= Short problem =
Tally all lines containing the word "Αποθήκευση". Give the number alone.

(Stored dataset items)
[start]

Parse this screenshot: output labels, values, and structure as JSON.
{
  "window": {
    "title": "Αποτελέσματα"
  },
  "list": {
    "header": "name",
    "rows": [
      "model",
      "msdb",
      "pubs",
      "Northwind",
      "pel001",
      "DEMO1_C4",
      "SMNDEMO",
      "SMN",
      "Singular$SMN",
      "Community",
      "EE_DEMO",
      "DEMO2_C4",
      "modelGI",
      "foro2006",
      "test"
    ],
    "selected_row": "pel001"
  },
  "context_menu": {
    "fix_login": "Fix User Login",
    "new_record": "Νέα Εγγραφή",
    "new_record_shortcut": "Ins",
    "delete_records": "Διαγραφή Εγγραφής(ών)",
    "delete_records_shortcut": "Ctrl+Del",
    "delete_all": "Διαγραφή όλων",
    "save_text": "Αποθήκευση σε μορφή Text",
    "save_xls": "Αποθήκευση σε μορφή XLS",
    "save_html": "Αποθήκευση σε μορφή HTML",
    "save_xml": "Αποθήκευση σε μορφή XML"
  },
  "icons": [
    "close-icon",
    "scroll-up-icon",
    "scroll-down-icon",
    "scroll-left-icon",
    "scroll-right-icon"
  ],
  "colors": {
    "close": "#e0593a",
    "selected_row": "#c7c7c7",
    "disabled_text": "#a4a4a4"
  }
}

[end]

= Correct answer =
4